### SET PROBLEM 1
Using the cold water fish thread, decide whether each statement agrees with it, answering yes or no and quoting the deciding words: (a) the coworker plans to run the 30 gallon tank without a heater; (b) TomC's suggestions include Kuhli loaches; (c) GhostDogg says the Red Ceibal needs no heat at all.
### SET PROBLEM 2
Write the next post in the cold water fish thread, picking up after its last line.

### GIVEN PASSAGE
....
# what are some cool cold water species?



## Mferko (Jun 8, 2010)

my wifes coworker wants to setup a 30 gallon tank without a heater, what options do they have for livestock?

thx

mike


----------



## Grete_J (Oct 5, 2010)




----------



## Mferko (Jun 8, 2010)

haha awesome im gonna send him that picture, pls keep other options coming tho  (even tho that axolotl would be my choice for sure)


----------



## TomC (Apr 21, 2010)

White Clouds, Pygmy Livebearers, Guppies, and Zebra Danios.


----------



## hp10BII (Apr 23, 2010)

Live barometers:

Weather Report - Keeping Misgurnus anguillicaudatus - Loaches Online


----------



## `GhostDogg´ (Apr 22, 2010)

I was gonna say Australoheros sp. Red Ceibal.
But they still need a lil heat, but pretty cool temps for a cichlid.

Kuhli loaches are crazy to watch when it's about to rain.
Think cories X 10. :bigsmile:
It's quite a show. :lol:


----------



## Kei (May 4, 2010)
....
### SOURCE MATERIAL

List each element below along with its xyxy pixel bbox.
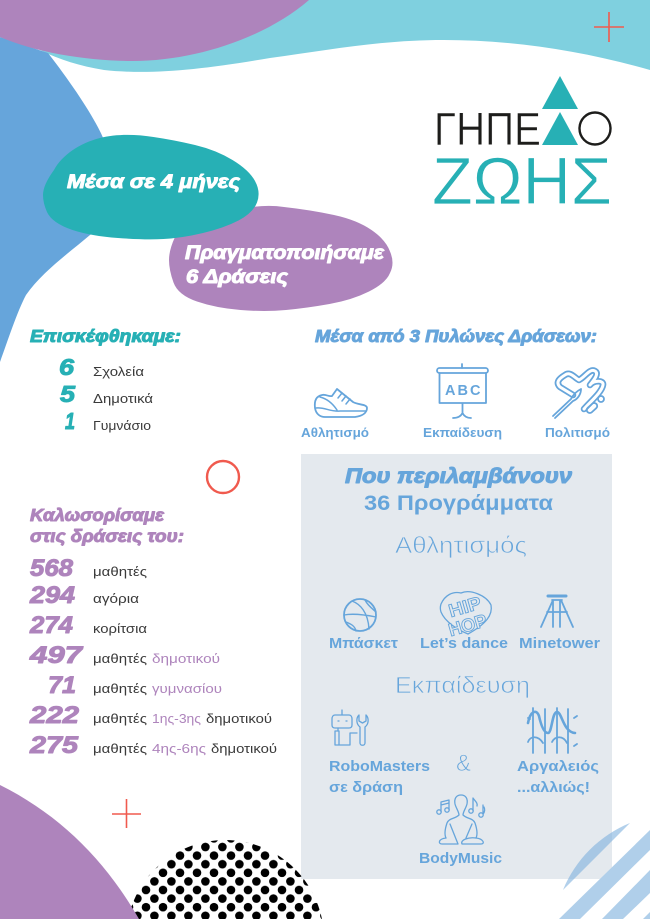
....
### EXERCISE RESULT 1
(a) Yes: "setup a 30 gallon tank without a heater"
(b) No: "White Clouds, Pygmy Livebearers, Guppies, and Zebra Danios."
(c) No: "But they still need a lil heat"

### EXERCISE RESULT 2
like every thing, koi, guppies, white clouds, shrimps like every thing almost hahah


----------



## Ursus sapien (Apr 21, 2010)

you could keep an almost extinct species like this goodied


----------



## VinnyD (Apr 21, 2010)

TomC said:


> White Clouds, Pygmy Livebearers, Guppies, and Zebra Danios.


zebra danios are very active..hahaha..so if she likes fishes that swim like they are "kids playing tag after eating halloween candy"...

BTW..they are all types of zebra danios..long fin..regular...coloured..haha

guppies and white clouds are pretty hardy too...

dun mix goldfishes in with them tho..goldfishes, i heard...are poop machines


----------



## couch (Apr 22, 2010)

I am surprised that people are saying guppies. They are definitely tropical and prefer 75F
They are also most colourful in warmer temps.

Rich


----------



## darb (Apr 21, 2010)

hmmmm how about platies (platys sp?) then ....

Maybe also Chinese high fin banded shark, but they are monsters and I thought that I read that they were on the CITIES red lsit, but they are still widely sold.

Butterfly Goodieds sound interesting though, never heard of them before.


----------



## `GhostDogg´ (Apr 22, 2010)

Koi & Goldies not good for a 30G long term, & too much work to clean up IMO.

@ Couch
I agree with the Guppies in warm water, that's why I never mentioned bettas in this thread.


----------



## oakley1984 (Oct 10, 2010)

crayfish!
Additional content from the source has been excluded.